● **Figure dataset records**:
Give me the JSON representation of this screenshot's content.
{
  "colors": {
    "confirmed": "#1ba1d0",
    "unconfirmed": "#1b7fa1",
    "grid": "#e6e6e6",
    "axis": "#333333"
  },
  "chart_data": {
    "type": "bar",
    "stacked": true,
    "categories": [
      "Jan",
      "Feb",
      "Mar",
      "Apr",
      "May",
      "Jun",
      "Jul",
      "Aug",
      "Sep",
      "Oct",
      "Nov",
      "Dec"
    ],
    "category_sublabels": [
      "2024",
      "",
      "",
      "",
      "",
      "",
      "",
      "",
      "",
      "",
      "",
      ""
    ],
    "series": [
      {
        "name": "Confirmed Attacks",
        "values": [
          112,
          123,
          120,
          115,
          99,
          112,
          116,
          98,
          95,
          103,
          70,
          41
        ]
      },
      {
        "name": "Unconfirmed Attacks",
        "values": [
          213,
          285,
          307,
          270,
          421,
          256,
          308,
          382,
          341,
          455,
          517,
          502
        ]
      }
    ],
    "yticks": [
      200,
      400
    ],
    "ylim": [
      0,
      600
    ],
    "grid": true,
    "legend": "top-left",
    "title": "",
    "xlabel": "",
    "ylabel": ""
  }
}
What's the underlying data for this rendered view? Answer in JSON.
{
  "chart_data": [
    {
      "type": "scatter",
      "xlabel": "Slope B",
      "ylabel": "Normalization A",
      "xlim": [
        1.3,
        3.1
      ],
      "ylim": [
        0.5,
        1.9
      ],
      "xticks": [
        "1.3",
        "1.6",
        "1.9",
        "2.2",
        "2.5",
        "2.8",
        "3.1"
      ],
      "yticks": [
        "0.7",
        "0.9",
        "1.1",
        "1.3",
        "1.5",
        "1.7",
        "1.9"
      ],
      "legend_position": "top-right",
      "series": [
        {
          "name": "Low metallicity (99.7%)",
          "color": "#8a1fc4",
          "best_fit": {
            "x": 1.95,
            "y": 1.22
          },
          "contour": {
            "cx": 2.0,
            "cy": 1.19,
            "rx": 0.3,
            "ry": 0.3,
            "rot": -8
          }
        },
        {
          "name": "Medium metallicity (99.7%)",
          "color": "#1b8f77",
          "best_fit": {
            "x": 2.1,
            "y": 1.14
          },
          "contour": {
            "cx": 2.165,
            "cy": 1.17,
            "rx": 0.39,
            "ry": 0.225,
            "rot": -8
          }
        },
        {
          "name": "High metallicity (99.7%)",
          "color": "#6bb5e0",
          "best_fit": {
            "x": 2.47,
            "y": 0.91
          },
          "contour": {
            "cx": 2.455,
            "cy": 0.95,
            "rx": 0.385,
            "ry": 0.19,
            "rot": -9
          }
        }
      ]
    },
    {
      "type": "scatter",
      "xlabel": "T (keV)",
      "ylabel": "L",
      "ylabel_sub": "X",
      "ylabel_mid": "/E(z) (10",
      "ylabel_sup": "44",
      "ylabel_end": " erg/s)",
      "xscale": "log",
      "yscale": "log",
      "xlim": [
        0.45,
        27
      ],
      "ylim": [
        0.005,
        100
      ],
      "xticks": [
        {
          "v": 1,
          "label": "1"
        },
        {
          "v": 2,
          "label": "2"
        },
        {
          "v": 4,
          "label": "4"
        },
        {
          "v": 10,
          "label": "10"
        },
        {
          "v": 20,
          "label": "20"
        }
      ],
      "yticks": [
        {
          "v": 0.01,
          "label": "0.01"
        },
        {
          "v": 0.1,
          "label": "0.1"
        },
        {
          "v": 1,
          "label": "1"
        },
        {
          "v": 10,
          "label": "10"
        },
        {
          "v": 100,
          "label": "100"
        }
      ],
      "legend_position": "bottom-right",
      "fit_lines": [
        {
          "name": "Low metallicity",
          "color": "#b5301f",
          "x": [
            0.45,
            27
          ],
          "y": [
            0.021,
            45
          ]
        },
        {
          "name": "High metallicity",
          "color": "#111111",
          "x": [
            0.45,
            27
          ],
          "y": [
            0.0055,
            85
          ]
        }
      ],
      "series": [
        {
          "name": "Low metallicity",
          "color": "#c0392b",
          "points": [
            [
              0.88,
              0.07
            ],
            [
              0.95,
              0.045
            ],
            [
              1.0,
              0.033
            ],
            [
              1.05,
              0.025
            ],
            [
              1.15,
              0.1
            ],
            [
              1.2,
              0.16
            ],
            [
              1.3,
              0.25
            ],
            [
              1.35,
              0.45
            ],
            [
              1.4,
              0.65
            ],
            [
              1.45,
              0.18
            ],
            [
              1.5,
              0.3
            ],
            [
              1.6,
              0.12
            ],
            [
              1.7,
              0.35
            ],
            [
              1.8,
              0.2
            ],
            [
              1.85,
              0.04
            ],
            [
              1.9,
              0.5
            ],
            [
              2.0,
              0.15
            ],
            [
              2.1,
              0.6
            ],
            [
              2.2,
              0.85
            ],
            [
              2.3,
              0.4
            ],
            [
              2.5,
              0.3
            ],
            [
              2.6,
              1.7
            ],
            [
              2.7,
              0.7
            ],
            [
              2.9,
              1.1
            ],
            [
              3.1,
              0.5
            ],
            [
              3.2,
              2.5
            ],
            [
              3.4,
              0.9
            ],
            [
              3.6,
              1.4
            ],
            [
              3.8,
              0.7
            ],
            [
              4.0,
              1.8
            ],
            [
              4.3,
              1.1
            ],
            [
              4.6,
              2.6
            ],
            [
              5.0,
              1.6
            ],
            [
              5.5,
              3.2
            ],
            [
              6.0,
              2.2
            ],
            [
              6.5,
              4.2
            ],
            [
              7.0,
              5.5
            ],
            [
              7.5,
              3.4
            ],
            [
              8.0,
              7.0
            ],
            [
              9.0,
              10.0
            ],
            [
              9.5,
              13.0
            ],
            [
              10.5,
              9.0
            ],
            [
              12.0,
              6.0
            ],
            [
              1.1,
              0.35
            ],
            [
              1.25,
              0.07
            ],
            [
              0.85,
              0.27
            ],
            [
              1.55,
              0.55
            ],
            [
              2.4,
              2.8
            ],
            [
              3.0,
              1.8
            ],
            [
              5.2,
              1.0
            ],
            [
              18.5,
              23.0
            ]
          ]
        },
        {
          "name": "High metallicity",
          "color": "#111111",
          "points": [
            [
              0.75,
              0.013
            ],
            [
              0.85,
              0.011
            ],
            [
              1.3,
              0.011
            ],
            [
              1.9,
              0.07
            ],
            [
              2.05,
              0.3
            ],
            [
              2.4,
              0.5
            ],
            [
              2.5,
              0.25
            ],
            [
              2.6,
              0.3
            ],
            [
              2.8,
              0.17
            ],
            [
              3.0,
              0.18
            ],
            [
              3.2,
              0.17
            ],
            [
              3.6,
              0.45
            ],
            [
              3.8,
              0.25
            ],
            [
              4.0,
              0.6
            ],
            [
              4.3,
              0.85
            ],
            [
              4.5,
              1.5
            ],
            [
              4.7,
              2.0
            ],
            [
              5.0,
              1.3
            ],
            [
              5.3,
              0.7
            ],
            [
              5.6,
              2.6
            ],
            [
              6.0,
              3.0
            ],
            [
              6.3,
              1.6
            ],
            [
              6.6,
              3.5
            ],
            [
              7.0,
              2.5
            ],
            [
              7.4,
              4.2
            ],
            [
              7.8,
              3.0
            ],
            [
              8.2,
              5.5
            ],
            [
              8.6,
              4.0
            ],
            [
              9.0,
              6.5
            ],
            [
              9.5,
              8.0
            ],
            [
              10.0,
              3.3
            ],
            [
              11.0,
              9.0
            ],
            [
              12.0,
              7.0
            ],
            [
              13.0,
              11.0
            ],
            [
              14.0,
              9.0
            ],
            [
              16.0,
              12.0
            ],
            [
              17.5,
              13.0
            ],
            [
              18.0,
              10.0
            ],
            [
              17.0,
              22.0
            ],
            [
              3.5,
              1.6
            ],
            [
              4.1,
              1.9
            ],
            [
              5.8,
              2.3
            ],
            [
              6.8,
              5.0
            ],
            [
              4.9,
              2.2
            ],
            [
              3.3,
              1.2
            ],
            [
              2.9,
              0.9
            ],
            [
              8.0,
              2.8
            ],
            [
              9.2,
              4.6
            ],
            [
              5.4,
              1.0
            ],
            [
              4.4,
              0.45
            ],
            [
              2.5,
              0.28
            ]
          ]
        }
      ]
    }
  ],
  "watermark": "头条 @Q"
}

--

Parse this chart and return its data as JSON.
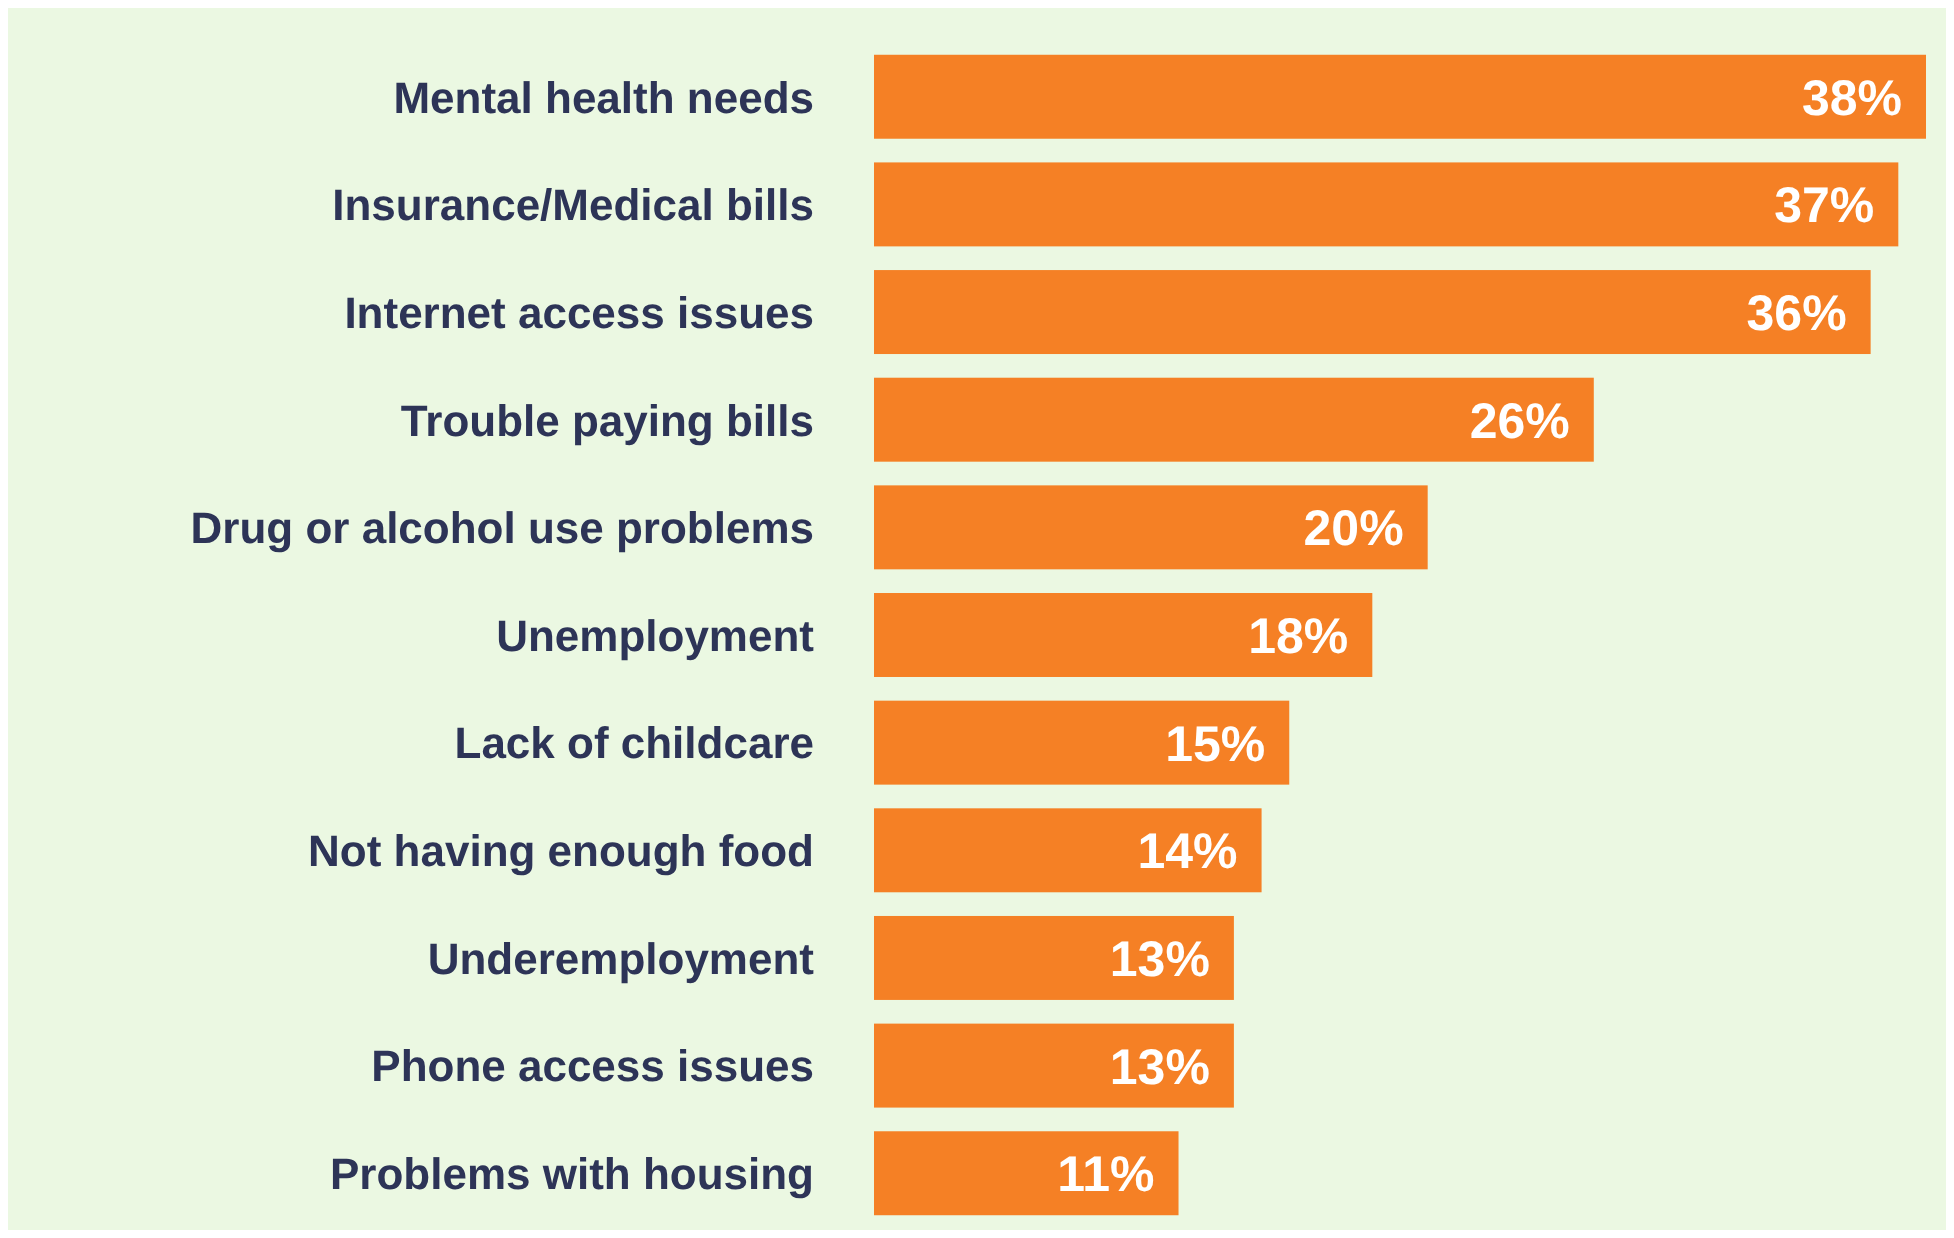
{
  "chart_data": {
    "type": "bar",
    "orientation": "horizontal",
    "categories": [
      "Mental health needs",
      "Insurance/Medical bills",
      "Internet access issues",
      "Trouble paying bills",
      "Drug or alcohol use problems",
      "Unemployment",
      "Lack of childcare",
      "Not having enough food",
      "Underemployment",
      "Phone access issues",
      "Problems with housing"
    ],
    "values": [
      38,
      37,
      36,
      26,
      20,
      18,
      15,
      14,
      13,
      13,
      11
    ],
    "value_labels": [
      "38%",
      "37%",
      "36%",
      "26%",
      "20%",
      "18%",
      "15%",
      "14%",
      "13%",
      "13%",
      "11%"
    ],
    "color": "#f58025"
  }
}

● **Task goal**:
Each line in the material either holds the string "issues" or does not. State how many do, and nothing else.

● **Result of the exercise**:
2